▶ Required task a: According to the plow mount thread, what ATV does the plow go on?

▶ Document segment:
# Identifying plow mount



## fruster (Sep 14, 2019)

Hello!

Recently picked up an older ATV that came with a plow, but the mounting hardware is missing some pieces, so I'm hoping that someone here might be able to help me identify what kind of mount it is so that I can find/order the parts. Any tips are appreciated! FYI, the hole is 3/8".

Thanks so much!


----------



## sublime68charge (Dec 28, 2007)

I don't recognize the back side at all,

any chance of a Pic of the rest of the plow?

Not Cycle Country/Koplin or Moose as those are the 2 big ones out there


----------



## fruster (Sep 14, 2019)

Sure thing:









and here's a better pic of the mount:


----------



## sublime68charge (Dec 28, 2007)

kinda looks like is a home made system.

I wonder for the belly mount are the those thread? so your put a bolt threw on the Plow push tubes and then thread it into the Belly Mount side?

Plow looks home made is there any way to angle left right or are you set to push strait and that's it?

What type of quad does this go on?


----------



## fruster (Sep 14, 2019)

sublime68charge said:


> kinda looks like is a home made system.


I was thinking that maybe the plow was homemade, but the mounting bracket looked a bit more professional.



sublime68charge said:


> is there any way to angle left right or are you set to push strait and that's it?


Straight; that's it.



> What type of quad does this go on?


An old (1995) Polaris Magnum 425 4x4


----------



## sublime68charge (Dec 28, 2007)

looks like the Belly pan might be a factory made job and then the Plow was made to fit to the belly mount plate.

but I don't know of the design of the belly plate.

is there thread or anything on the ATV side of the Mount system 

or how does the plow attach to the ATV?

most are just some pins through the tubes or a plate to drop down tabs that are on the bottom of the plate.

any chance you can ask the Previous owner of this setup


----------



## sublime68charge (Dec 28, 2007)

how does the plow mount up to the quad?

Does the quad side have threads in the mounting points or is it just a smooth shaft? due you have the pins at all?

can you ask the previous owner how it is suppose to be done?


----------



## Jcalderon72 (Jan 23, 2021)

▶ Data provided:
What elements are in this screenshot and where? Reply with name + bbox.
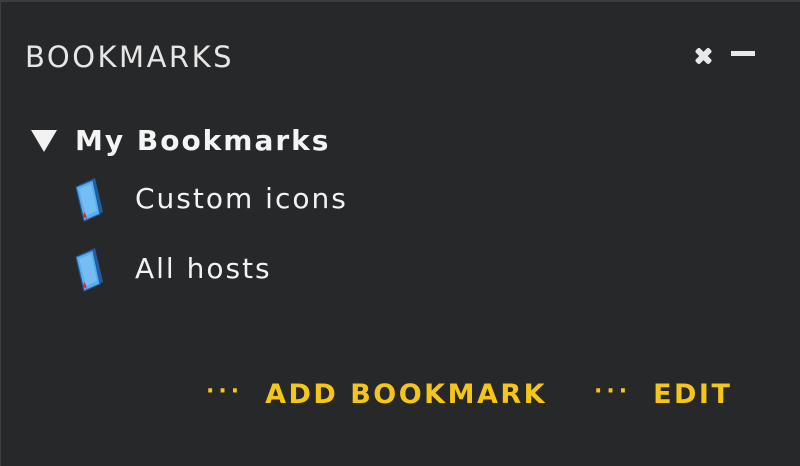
more-dots-icon: ···: [206, 378, 244, 404]
bookmark-item-custom-icons[interactable]: Custom icons: [73, 174, 348, 222]
bookmark-group-label: My Bookmarks: [75, 123, 331, 157]
book-icon: [75, 178, 103, 222]
minimize-icon[interactable]: [730, 44, 756, 68]
bookmarks-panel: BOOKMARKS My Bookmarks Custom icons All …: [0, 0, 800, 466]
more-dots-icon: ···: [594, 378, 632, 404]
add-bookmark-label: ADD BOOKMARK: [265, 378, 548, 410]
book-icon: [75, 248, 103, 292]
bookmark-item-label: All hosts: [135, 251, 272, 285]
edit-button[interactable]: ··· EDIT: [594, 374, 732, 414]
add-bookmark-button[interactable]: ··· ADD BOOKMARK: [206, 374, 547, 414]
bookmark-item-all-hosts[interactable]: All hosts: [73, 244, 272, 292]
edit-label: EDIT: [653, 378, 733, 410]
bookmark-item-label: Custom icons: [135, 181, 348, 215]
caret-down-icon[interactable]: [31, 130, 57, 152]
close-icon[interactable]: [691, 44, 717, 68]
panel-title: BOOKMARKS: [25, 40, 234, 74]
bookmark-group-my-bookmarks[interactable]: My Bookmarks: [31, 120, 330, 160]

▶ Required task b: In the records, rewrite only the lines between the one holding "more-dots-icon: ···: [206, 378, 244, 404]" and the one holding "book-icon: [75, 248, 103, 292]", inclusive, renaming "minimize-icon" to "collapse-icon" and leaving everything else unchanged.

▶ Written reply a: An old (1995) Polaris Magnum 425 4x4.

▶ Written reply b:
more-dots-icon: ···: [206, 378, 244, 404]
bookmark-item-custom-icons[interactable]: Custom icons: [73, 174, 348, 222]
bookmark-group-label: My Bookmarks: [75, 123, 331, 157]
book-icon: [75, 178, 103, 222]
collapse-icon[interactable]: [730, 44, 756, 68]
bookmarks-panel: BOOKMARKS My Bookmarks Custom icons All …: [0, 0, 800, 466]
more-dots-icon: ···: [594, 378, 632, 404]
add-bookmark-label: ADD BOOKMARK: [265, 378, 548, 410]
book-icon: [75, 248, 103, 292]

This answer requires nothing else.